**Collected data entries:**
==========

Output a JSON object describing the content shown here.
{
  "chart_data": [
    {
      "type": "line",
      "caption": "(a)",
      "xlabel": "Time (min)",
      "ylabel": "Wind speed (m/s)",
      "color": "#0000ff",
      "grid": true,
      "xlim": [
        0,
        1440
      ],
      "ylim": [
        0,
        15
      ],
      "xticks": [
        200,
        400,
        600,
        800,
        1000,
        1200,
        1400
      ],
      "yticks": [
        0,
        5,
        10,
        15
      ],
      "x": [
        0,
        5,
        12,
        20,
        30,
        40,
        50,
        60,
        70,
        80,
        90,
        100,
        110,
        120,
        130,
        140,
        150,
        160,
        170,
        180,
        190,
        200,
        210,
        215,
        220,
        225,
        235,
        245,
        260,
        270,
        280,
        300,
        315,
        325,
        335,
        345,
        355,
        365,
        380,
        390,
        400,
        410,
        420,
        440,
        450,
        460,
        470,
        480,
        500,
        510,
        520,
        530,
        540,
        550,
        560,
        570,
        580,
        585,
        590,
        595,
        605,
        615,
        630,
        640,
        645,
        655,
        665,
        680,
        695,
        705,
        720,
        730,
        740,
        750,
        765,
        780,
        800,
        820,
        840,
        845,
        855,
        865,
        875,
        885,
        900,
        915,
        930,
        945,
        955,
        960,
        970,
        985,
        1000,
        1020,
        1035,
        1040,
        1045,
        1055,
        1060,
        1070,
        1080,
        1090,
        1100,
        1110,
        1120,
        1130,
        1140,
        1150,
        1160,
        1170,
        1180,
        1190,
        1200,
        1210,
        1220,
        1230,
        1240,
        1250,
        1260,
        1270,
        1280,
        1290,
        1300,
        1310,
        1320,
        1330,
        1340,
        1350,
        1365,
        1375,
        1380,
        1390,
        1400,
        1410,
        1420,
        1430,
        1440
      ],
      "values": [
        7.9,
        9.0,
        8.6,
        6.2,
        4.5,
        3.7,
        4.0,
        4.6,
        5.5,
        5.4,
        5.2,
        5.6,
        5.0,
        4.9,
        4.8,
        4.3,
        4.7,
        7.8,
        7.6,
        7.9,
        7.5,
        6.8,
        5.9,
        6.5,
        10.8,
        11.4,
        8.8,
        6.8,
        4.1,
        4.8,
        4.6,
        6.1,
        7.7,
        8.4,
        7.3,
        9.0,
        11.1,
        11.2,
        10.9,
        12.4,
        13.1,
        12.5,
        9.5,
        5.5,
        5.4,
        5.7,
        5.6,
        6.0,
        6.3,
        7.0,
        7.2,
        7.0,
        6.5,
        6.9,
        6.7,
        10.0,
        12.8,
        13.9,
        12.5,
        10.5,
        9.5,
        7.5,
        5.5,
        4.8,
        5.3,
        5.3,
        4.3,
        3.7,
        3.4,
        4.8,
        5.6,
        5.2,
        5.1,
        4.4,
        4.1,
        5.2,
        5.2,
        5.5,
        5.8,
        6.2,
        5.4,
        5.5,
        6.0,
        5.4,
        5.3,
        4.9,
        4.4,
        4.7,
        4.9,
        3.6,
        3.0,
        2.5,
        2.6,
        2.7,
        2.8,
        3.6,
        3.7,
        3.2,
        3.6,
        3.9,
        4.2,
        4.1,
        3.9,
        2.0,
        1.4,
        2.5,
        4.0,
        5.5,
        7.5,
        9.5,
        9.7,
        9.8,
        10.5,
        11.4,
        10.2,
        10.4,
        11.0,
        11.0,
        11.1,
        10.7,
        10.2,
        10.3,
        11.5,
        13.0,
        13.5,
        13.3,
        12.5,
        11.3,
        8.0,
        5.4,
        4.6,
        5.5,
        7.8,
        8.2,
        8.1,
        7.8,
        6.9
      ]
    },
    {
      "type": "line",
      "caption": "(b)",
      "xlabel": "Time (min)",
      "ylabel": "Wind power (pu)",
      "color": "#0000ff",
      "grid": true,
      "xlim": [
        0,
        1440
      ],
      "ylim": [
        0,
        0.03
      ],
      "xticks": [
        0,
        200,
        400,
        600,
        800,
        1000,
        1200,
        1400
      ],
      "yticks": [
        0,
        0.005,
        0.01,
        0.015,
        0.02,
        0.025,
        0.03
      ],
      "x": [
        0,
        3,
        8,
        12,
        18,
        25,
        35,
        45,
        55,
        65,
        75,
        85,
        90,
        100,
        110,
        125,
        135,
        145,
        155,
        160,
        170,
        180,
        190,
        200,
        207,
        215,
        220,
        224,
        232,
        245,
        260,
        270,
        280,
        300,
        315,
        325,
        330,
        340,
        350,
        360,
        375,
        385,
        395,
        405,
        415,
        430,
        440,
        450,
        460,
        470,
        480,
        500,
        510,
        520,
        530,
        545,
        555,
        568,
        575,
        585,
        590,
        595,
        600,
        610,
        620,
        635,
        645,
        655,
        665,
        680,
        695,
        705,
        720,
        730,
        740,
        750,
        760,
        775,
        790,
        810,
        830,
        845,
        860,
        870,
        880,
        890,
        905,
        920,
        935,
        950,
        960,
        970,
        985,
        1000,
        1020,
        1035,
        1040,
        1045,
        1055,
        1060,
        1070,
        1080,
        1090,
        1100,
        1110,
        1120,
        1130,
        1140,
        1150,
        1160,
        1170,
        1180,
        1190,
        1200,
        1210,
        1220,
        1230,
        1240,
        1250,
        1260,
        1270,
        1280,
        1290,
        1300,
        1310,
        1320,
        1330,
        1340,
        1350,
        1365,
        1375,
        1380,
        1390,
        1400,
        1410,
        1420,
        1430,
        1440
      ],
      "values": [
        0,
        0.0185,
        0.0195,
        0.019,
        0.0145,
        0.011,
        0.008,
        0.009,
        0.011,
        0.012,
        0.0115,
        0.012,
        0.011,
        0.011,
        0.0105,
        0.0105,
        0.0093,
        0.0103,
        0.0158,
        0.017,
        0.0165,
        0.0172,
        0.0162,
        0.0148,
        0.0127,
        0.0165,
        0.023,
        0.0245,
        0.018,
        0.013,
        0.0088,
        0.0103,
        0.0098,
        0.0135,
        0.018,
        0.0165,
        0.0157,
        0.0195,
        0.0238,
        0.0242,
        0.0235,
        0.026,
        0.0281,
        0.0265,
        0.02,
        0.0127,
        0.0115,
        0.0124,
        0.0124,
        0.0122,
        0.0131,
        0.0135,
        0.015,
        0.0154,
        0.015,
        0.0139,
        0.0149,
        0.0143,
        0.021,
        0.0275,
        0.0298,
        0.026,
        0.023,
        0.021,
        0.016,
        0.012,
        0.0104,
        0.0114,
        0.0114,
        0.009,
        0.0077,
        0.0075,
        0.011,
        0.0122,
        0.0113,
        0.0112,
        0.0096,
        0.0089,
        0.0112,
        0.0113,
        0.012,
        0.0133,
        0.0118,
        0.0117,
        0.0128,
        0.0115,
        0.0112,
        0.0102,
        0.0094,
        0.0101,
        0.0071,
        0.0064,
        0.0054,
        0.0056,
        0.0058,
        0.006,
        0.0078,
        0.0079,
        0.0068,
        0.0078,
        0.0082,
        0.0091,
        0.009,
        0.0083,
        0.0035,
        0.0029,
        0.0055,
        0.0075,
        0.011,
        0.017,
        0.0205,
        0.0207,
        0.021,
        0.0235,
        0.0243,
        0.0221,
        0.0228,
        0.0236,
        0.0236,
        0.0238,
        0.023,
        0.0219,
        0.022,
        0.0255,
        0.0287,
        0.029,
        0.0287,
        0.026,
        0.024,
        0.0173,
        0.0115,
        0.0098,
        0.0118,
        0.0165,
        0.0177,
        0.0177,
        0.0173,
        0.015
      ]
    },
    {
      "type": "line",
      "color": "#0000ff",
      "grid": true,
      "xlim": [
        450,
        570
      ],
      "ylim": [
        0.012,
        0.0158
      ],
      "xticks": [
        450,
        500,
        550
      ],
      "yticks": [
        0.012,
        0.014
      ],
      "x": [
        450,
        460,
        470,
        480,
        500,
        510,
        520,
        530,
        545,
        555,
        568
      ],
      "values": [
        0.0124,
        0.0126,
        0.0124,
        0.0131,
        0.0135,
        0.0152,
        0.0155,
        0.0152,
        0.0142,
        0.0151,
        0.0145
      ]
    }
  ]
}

==========

**OBJECTIVE:** Extract every line that has the string "ylabel" in it.

**EXERCISE ANSWER:**
      "ylabel": "Wind speed (m/s)",
      "ylabel": "Wind power (pu)",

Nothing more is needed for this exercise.